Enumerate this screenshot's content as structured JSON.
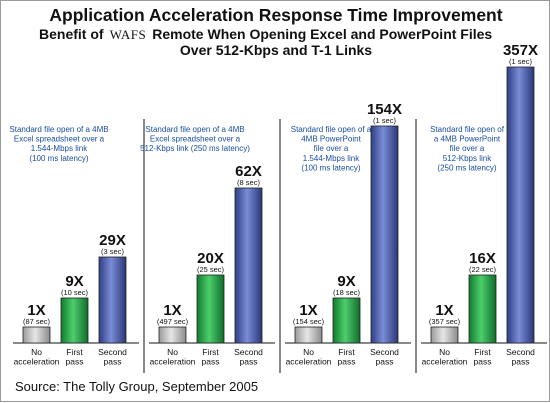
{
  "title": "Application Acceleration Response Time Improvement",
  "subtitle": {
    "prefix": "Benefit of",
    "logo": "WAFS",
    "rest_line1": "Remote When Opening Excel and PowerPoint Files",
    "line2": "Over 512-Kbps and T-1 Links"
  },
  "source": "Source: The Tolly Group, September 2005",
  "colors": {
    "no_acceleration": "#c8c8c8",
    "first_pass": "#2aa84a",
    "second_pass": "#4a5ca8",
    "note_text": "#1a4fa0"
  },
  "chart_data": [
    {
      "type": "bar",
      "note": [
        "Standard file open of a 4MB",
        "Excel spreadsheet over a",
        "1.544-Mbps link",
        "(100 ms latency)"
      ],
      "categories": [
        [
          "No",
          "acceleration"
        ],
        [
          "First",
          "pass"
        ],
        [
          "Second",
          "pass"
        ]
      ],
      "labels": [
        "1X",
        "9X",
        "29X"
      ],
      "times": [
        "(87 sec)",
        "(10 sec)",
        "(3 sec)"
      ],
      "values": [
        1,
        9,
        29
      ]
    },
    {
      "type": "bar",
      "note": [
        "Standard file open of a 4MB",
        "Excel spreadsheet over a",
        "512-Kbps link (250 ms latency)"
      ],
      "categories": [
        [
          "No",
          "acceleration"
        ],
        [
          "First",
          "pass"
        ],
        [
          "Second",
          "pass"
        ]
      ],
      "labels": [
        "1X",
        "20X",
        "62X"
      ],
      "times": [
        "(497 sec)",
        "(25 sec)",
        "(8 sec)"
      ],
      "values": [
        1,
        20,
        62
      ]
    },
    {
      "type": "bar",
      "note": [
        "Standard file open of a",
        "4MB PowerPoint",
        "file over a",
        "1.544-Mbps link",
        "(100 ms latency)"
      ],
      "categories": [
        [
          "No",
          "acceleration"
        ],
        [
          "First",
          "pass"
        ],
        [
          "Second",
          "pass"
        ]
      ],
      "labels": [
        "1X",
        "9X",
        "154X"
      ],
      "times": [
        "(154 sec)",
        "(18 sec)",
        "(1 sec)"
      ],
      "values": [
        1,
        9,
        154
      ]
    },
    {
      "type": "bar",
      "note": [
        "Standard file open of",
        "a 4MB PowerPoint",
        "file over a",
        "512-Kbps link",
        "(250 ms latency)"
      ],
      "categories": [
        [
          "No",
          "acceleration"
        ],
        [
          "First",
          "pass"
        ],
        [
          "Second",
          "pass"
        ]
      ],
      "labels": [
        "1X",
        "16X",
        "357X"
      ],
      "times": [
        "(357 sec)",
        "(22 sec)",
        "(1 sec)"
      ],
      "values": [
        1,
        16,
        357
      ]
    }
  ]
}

---

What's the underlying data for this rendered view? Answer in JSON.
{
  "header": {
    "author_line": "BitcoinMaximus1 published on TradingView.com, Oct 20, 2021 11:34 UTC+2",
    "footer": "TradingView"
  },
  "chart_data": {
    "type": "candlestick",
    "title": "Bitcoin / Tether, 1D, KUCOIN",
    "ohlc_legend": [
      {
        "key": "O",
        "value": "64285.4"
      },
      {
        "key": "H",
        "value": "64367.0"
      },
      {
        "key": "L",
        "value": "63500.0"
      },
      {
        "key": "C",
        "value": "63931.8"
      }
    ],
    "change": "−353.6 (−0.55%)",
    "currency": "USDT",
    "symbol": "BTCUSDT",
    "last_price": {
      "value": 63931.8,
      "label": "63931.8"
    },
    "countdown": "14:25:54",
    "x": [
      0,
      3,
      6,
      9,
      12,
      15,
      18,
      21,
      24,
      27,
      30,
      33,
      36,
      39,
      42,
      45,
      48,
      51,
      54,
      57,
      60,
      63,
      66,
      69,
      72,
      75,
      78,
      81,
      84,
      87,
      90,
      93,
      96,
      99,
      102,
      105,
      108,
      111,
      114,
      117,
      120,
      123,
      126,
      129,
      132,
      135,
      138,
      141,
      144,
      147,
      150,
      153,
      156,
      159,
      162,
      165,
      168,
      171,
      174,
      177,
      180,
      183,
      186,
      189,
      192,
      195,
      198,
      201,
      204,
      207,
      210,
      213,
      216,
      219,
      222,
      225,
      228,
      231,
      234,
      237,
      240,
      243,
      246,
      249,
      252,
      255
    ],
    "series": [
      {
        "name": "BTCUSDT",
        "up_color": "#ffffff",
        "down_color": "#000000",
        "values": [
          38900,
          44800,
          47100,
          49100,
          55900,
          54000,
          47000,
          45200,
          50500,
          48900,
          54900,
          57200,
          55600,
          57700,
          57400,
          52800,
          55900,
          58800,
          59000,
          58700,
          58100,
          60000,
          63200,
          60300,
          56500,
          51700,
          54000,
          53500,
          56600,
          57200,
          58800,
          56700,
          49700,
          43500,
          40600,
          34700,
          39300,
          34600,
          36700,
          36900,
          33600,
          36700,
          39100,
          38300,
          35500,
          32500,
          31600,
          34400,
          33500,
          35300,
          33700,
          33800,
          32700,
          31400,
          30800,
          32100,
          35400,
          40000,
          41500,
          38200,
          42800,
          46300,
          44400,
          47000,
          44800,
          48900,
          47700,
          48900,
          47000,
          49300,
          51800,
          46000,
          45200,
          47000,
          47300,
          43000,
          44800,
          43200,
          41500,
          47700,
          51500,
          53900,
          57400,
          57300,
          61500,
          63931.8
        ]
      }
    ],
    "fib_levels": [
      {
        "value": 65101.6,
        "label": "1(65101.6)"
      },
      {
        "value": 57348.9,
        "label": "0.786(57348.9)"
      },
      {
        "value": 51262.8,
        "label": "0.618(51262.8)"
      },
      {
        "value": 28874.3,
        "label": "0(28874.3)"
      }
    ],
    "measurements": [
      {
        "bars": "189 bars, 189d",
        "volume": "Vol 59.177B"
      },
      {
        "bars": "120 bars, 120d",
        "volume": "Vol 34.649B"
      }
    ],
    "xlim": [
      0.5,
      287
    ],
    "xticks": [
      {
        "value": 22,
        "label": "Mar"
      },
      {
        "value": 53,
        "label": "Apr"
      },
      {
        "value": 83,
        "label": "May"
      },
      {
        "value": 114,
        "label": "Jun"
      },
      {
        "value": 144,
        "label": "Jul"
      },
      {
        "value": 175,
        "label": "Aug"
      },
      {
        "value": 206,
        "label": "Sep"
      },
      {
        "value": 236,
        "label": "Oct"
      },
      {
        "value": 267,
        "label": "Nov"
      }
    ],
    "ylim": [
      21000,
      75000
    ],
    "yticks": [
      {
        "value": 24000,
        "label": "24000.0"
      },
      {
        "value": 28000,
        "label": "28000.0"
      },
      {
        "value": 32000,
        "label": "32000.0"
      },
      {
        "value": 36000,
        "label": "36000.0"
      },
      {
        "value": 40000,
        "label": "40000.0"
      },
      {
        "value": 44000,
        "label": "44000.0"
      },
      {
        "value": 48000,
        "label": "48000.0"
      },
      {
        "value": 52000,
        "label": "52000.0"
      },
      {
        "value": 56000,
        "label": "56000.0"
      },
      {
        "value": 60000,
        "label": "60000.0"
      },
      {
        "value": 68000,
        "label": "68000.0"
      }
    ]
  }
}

Your instructions
Return every line above that contains the word "this".

Solution below
Enumerate this screenshot's content as structured JSON.
What's the underlying data for this rendered view? Answer in JSON.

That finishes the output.